_Goal_: State how many lines contain the string "this", and write nothing else.

_Record excerpts_:
○ ○ ○ ○ ○

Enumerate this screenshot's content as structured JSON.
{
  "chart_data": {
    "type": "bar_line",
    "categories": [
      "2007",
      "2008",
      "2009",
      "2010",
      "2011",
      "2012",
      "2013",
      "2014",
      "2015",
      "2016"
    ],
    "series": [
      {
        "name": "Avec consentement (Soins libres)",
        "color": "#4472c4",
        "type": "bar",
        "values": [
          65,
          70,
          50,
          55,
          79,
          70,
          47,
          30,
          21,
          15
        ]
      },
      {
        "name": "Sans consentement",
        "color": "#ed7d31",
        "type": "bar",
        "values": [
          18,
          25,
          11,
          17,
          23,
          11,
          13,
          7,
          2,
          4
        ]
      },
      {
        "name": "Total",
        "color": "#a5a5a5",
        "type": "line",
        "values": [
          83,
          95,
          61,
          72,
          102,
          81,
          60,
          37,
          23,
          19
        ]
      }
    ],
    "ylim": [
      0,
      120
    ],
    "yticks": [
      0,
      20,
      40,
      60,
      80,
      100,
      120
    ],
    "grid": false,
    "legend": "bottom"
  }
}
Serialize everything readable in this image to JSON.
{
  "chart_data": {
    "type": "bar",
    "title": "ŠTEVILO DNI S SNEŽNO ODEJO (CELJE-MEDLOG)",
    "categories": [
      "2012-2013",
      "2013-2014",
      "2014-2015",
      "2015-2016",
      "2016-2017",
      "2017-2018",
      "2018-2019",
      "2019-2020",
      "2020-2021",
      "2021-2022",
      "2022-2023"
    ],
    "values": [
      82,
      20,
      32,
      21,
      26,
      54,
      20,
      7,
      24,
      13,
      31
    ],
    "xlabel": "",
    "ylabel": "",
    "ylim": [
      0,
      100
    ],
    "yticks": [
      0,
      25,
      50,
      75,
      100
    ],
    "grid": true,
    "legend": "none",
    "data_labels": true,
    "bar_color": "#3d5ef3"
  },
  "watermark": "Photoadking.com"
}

○ ○ ○ ○ ○

_Answer to the exercise_: 2